Objective: Identify and copy all lines of the material where the string "this" is found.

Records supplied:

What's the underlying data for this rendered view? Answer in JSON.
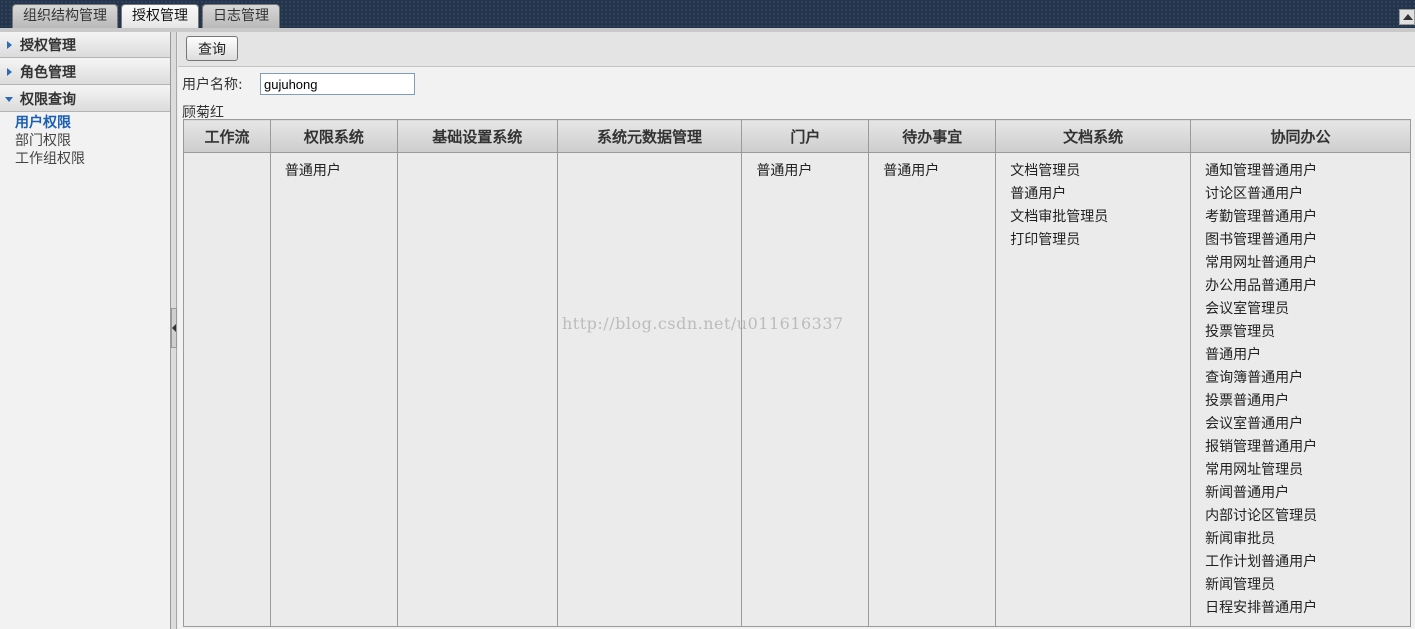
{
  "top_tabs": [
    {
      "label": "组织结构管理",
      "active": false
    },
    {
      "label": "授权管理",
      "active": true
    },
    {
      "label": "日志管理",
      "active": false
    }
  ],
  "sidebar": {
    "sections": [
      {
        "label": "授权管理",
        "expanded": false
      },
      {
        "label": "角色管理",
        "expanded": false
      },
      {
        "label": "权限查询",
        "expanded": true
      }
    ],
    "sub_items": [
      {
        "label": "用户权限",
        "active": true
      },
      {
        "label": "部门权限",
        "active": false
      },
      {
        "label": "工作组权限",
        "active": false
      }
    ]
  },
  "toolbar": {
    "query_label": "查询"
  },
  "form": {
    "username_label": "用户名称:",
    "username_value": "gujuhong"
  },
  "real_name": "顾菊红",
  "table": {
    "headers": [
      "工作流",
      "权限系统",
      "基础设置系统",
      "系统元数据管理",
      "门户",
      "待办事宜",
      "文档系统",
      "协同办公"
    ],
    "cells": [
      [],
      [
        "普通用户"
      ],
      [],
      [],
      [
        "普通用户"
      ],
      [
        "普通用户"
      ],
      [
        "文档管理员",
        "普通用户",
        "文档审批管理员",
        "打印管理员"
      ],
      [
        "通知管理普通用户",
        "讨论区普通用户",
        "考勤管理普通用户",
        "图书管理普通用户",
        "常用网址普通用户",
        "办公用品普通用户",
        "会议室管理员",
        "投票管理员",
        "普通用户",
        "查询簿普通用户",
        "投票普通用户",
        "会议室普通用户",
        "报销管理普通用户",
        "常用网址管理员",
        "新闻普通用户",
        "内部讨论区管理员",
        "新闻审批员",
        "工作计划普通用户",
        "新闻管理员",
        "日程安排普通用户"
      ]
    ]
  },
  "watermark": "http://blog.csdn.net/u011616337"
}
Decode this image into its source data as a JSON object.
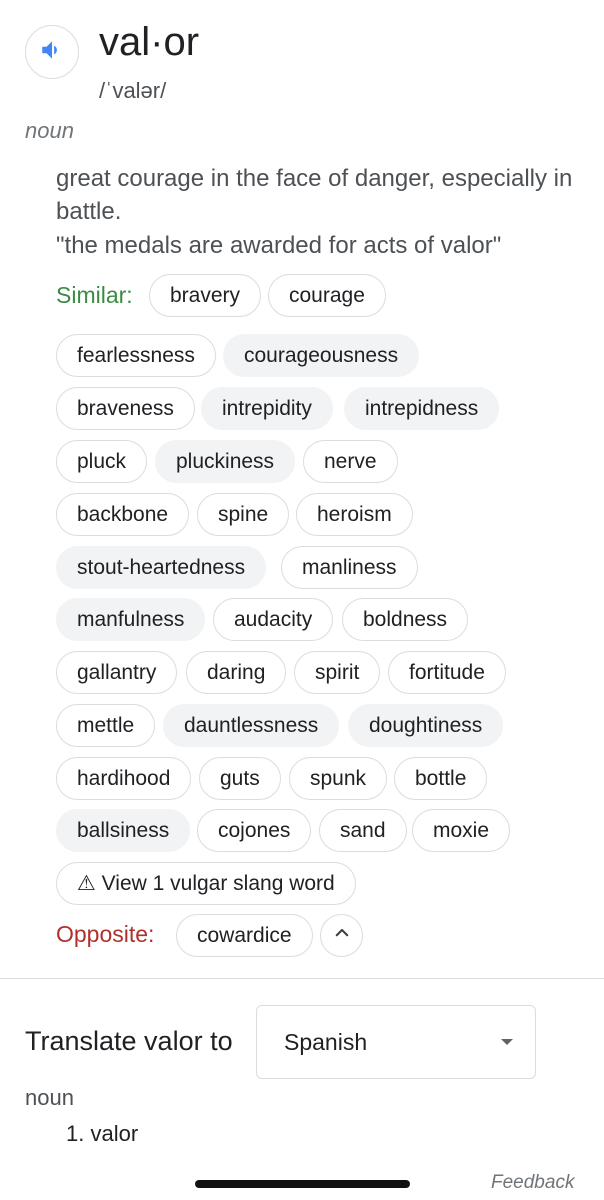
{
  "entry": {
    "word": "val·or",
    "phonetic": "/ˈvalər/",
    "part_of_speech": "noun",
    "definition": "great courage in the face of danger, especially in battle.",
    "example": "\"the medals are awarded for acts of valor\""
  },
  "similar": {
    "label": "Similar:",
    "words": [
      "bravery",
      "courage",
      "fearlessness",
      "courageousness",
      "braveness",
      "intrepidity",
      "intrepidness",
      "pluck",
      "pluckiness",
      "nerve",
      "backbone",
      "spine",
      "heroism",
      "stout-heartedness",
      "manliness",
      "manfulness",
      "audacity",
      "boldness",
      "gallantry",
      "daring",
      "spirit",
      "fortitude",
      "mettle",
      "dauntlessness",
      "doughtiness",
      "hardihood",
      "guts",
      "spunk",
      "bottle",
      "ballsiness",
      "cojones",
      "sand",
      "moxie"
    ],
    "vulgar_link": "⚠ View 1 vulgar slang word"
  },
  "opposite": {
    "label": "Opposite:",
    "words": [
      "cowardice"
    ]
  },
  "translate": {
    "label": "Translate valor to",
    "language": "Spanish",
    "part_of_speech": "noun",
    "results": [
      "1. valor"
    ]
  },
  "feedback_label": "Feedback",
  "icons": {
    "speaker": "speaker-icon",
    "collapse": "chevron-up-icon",
    "dropdown": "caret-down-icon"
  },
  "colors": {
    "similar_label": "#3c8b43",
    "opposite_label": "#b0312b",
    "speaker_blue": "#4285f4"
  }
}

Written response:
What's the underlying data for this rendered view? Answer in JSON.
Decode this image into its source data as a JSON object.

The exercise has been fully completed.